## WORK INSTRUCTIONS:
Give back the material below word for word, with every line unchanged.

========

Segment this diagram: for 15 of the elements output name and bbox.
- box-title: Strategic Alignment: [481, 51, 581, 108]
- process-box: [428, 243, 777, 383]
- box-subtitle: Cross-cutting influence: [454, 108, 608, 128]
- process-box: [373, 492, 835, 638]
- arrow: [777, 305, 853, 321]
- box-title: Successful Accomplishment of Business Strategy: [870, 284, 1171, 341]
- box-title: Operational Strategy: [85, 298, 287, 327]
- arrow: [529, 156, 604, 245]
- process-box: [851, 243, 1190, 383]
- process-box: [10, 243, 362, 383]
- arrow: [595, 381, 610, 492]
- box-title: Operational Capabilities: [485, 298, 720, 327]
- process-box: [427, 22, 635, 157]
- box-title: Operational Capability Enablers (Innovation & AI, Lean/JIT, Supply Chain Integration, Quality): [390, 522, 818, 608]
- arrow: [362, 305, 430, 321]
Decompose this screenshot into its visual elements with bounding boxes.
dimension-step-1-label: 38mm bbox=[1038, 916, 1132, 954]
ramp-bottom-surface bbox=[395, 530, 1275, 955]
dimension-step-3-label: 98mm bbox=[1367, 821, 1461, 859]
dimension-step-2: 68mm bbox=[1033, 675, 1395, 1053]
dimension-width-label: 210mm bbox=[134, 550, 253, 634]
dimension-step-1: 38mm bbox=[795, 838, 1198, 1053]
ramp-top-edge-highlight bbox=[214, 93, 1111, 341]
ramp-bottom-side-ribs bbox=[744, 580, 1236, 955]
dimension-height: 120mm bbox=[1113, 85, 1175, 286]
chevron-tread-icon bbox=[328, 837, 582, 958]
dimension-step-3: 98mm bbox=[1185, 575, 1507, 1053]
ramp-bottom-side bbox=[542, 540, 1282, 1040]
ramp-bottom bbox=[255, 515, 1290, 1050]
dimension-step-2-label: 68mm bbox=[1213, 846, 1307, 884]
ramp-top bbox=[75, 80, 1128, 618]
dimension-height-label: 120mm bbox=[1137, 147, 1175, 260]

========

## RESPONSE:
Segment this diagram: for 15 of the elements output name and bbox.
- box-title: Strategic Alignment: [481, 51, 581, 108]
- process-box: [428, 243, 777, 383]
- box-subtitle: Cross-cutting influence: [454, 108, 608, 128]
- process-box: [373, 492, 835, 638]
- arrow: [777, 305, 853, 321]
- box-title: Successful Accomplishment of Business Strategy: [870, 284, 1171, 341]
- box-title: Operational Strategy: [85, 298, 287, 327]
- arrow: [529, 156, 604, 245]
- process-box: [851, 243, 1190, 383]
- process-box: [10, 243, 362, 383]
- arrow: [595, 381, 610, 492]
- box-title: Operational Capabilities: [485, 298, 720, 327]
- process-box: [427, 22, 635, 157]
- box-title: Operational Capability Enablers (Innovation & AI, Lean/JIT, Supply Chain Integration, Quality): [390, 522, 818, 608]
- arrow: [362, 305, 430, 321]
Decompose this screenshot into its visual elements with bounding boxes.
dimension-step-1-label: 38mm bbox=[1038, 916, 1132, 954]
ramp-bottom-surface bbox=[395, 530, 1275, 955]
dimension-step-3-label: 98mm bbox=[1367, 821, 1461, 859]
dimension-step-2: 68mm bbox=[1033, 675, 1395, 1053]
dimension-width-label: 210mm bbox=[134, 550, 253, 634]
dimension-step-1: 38mm bbox=[795, 838, 1198, 1053]
ramp-top-edge-highlight bbox=[214, 93, 1111, 341]
ramp-bottom-side-ribs bbox=[744, 580, 1236, 955]
dimension-height: 120mm bbox=[1113, 85, 1175, 286]
chevron-tread-icon bbox=[328, 837, 582, 958]
dimension-step-3: 98mm bbox=[1185, 575, 1507, 1053]
ramp-bottom-side bbox=[542, 540, 1282, 1040]
ramp-bottom bbox=[255, 515, 1290, 1050]
dimension-step-2-label: 68mm bbox=[1213, 846, 1307, 884]
ramp-top bbox=[75, 80, 1128, 618]
dimension-height-label: 120mm bbox=[1137, 147, 1175, 260]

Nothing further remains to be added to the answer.